• **Provided records**
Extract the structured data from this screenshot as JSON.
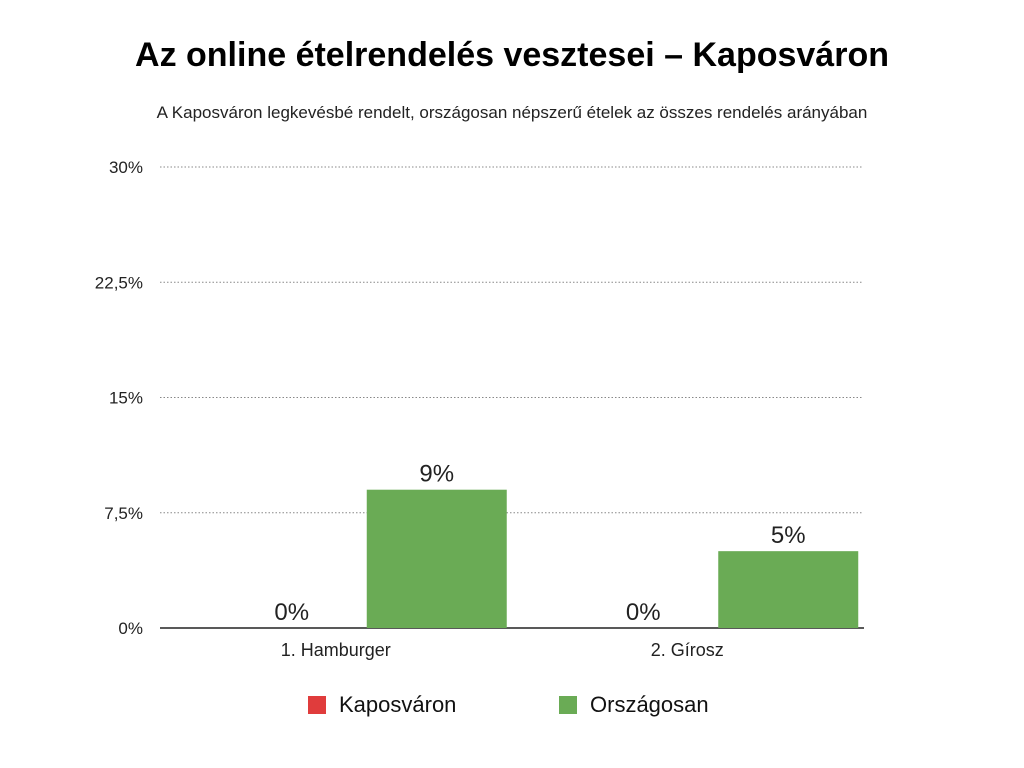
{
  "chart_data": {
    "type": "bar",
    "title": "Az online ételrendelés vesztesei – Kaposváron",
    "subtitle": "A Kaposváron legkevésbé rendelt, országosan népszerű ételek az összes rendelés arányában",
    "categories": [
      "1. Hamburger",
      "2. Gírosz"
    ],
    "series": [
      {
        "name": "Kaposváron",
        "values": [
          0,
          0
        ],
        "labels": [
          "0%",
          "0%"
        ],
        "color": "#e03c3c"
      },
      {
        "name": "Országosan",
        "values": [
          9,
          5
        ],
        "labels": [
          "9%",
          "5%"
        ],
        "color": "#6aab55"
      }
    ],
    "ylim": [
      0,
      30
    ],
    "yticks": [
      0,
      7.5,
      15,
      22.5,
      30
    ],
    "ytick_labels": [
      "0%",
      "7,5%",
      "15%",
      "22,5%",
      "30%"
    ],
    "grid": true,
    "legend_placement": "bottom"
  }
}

• **What to produce**
Skip the images and write out the rest of the listing exactly.

• **Result for this exercise**
Extract the structured data from this screenshot as JSON.
{
  "chart_data": {
    "type": "bar",
    "title": "Az online ételrendelés vesztesei – Kaposváron",
    "subtitle": "A Kaposváron legkevésbé rendelt, országosan népszerű ételek az összes rendelés arányában",
    "categories": [
      "1. Hamburger",
      "2. Gírosz"
    ],
    "series": [
      {
        "name": "Kaposváron",
        "values": [
          0,
          0
        ],
        "labels": [
          "0%",
          "0%"
        ],
        "color": "#e03c3c"
      },
      {
        "name": "Országosan",
        "values": [
          9,
          5
        ],
        "labels": [
          "9%",
          "5%"
        ],
        "color": "#6aab55"
      }
    ],
    "ylim": [
      0,
      30
    ],
    "yticks": [
      0,
      7.5,
      15,
      22.5,
      30
    ],
    "ytick_labels": [
      "0%",
      "7,5%",
      "15%",
      "22,5%",
      "30%"
    ],
    "grid": true,
    "legend_placement": "bottom"
  }
}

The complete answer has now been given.